**Material for this task:**
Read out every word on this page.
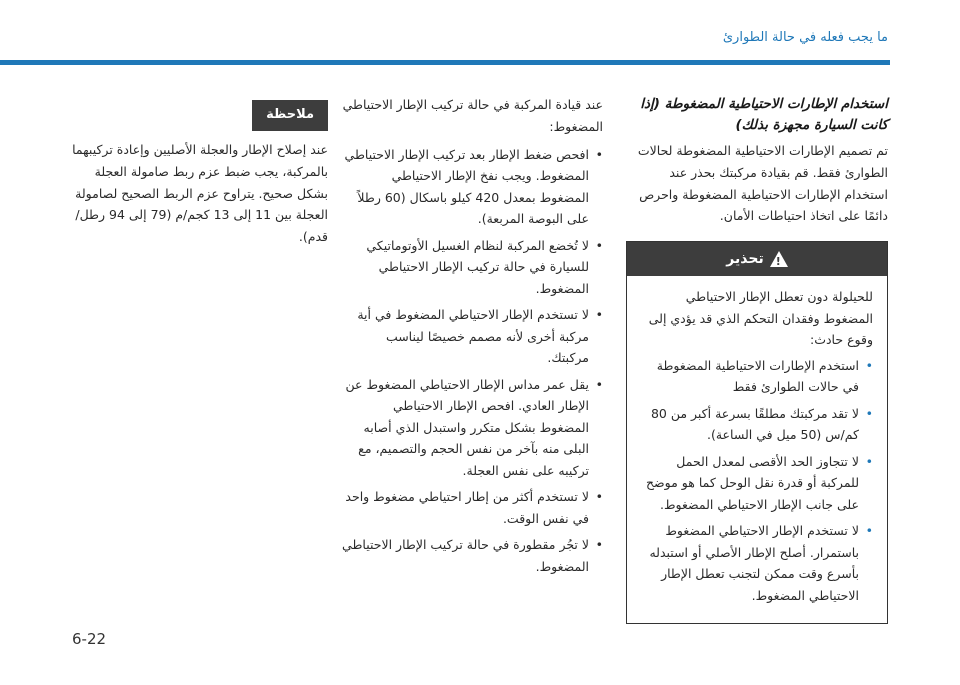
ما يجب فعله في حالة الطوارئ
استخدام الإطارات الاحتياطية المضغوطة (إذا كانت السيارة مجهزة بذلك)

تم تصميم الإطارات الاحتياطية المضغوطة لحالات الطوارئ فقط. قم بقيادة مركبتك بحذر عند استخدام الإطارات الاحتياطية المضغوطة واحرص دائمًا على اتخاذ احتياطات الأمان.

!
تحذير

للحيلولة دون تعطل الإطار الاحتياطي المضغوط وفقدان التحكم الذي قد يؤدي إلى وقوع حادث:

• استخدم الإطارات الاحتياطية المضغوطة في حالات الطوارئ فقط
• لا تقد مركبتك مطلقًا بسرعة أكبر من 80 كم/س (50 ميل في الساعة).
• لا تتجاوز الحد الأقصى لمعدل الحمل للمركبة أو قدرة نقل الوحل كما هو موضح على جانب الإطار الاحتياطي المضغوط.
• لا تستخدم الإطار الاحتياطي المضغوط باستمرار. أصلح الإطار الأصلي أو استبدله بأسرع وقت ممكن لتجنب تعطل الإطار الاحتياطي المضغوط.

عند قيادة المركبة في حالة تركيب الإطار الاحتياطي المضغوط:

• افحص ضغط الإطار بعد تركيب الإطار الاحتياطي المضغوط. ويجب نفخ الإطار الاحتياطي المضغوط بمعدل 420 كيلو باسكال (60 رطلاً على البوصة المربعة).
• لا تُخضع المركبة لنظام الغسيل الأوتوماتيكي للسيارة في حالة تركيب الإطار الاحتياطي المضغوط.
• لا تستخدم الإطار الاحتياطي المضغوط في أية مركبة أخرى لأنه مصمم خصيصًا ليناسب مركبتك.
• يقل عمر مداس الإطار الاحتياطي المضغوط عن الإطار العادي. افحص الإطار الاحتياطي المضغوط بشكل متكرر واستبدل الذي أصابه البلى منه بآخر من نفس الحجم والتصميم، مع تركيبه على نفس العجلة.
• لا تستخدم أكثر من إطار احتياطي مضغوط واحد في نفس الوقت.
• لا تجُر مقطورة في حالة تركيب الإطار الاحتياطي المضغوط.
ملاحظة

عند إصلاح الإطار والعجلة الأصليين وإعادة تركيبهما بالمركبة، يجب ضبط عزم ربط صامولة العجلة بشكل صحيح. يتراوح عزم الربط الصحيح لصامولة العجلة بين 11 إلى 13 كجم/م (79 إلى 94 رطل/قدم).

6-22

**Task details:** The entries above are to be returned exactly, without their pictures.

**Answer to this exercise:**
Read out every word on this page.
ما يجب فعله في حالة الطوارئ
استخدام الإطارات الاحتياطية المضغوطة (إذا كانت السيارة مجهزة بذلك)

تم تصميم الإطارات الاحتياطية المضغوطة لحالات الطوارئ فقط. قم بقيادة مركبتك بحذر عند استخدام الإطارات الاحتياطية المضغوطة واحرص دائمًا على اتخاذ احتياطات الأمان.

!
تحذير

للحيلولة دون تعطل الإطار الاحتياطي المضغوط وفقدان التحكم الذي قد يؤدي إلى وقوع حادث:

• استخدم الإطارات الاحتياطية المضغوطة في حالات الطوارئ فقط
• لا تقد مركبتك مطلقًا بسرعة أكبر من 80 كم/س (50 ميل في الساعة).
• لا تتجاوز الحد الأقصى لمعدل الحمل للمركبة أو قدرة نقل الوحل كما هو موضح على جانب الإطار الاحتياطي المضغوط.
• لا تستخدم الإطار الاحتياطي المضغوط باستمرار. أصلح الإطار الأصلي أو استبدله بأسرع وقت ممكن لتجنب تعطل الإطار الاحتياطي المضغوط.

عند قيادة المركبة في حالة تركيب الإطار الاحتياطي المضغوط:

• افحص ضغط الإطار بعد تركيب الإطار الاحتياطي المضغوط. ويجب نفخ الإطار الاحتياطي المضغوط بمعدل 420 كيلو باسكال (60 رطلاً على البوصة المربعة).
• لا تُخضع المركبة لنظام الغسيل الأوتوماتيكي للسيارة في حالة تركيب الإطار الاحتياطي المضغوط.
• لا تستخدم الإطار الاحتياطي المضغوط في أية مركبة أخرى لأنه مصمم خصيصًا ليناسب مركبتك.
• يقل عمر مداس الإطار الاحتياطي المضغوط عن الإطار العادي. افحص الإطار الاحتياطي المضغوط بشكل متكرر واستبدل الذي أصابه البلى منه بآخر من نفس الحجم والتصميم، مع تركيبه على نفس العجلة.
• لا تستخدم أكثر من إطار احتياطي مضغوط واحد في نفس الوقت.
• لا تجُر مقطورة في حالة تركيب الإطار الاحتياطي المضغوط.
ملاحظة

عند إصلاح الإطار والعجلة الأصليين وإعادة تركيبهما بالمركبة، يجب ضبط عزم ربط صامولة العجلة بشكل صحيح. يتراوح عزم الربط الصحيح لصامولة العجلة بين 11 إلى 13 كجم/م (79 إلى 94 رطل/قدم).

6-22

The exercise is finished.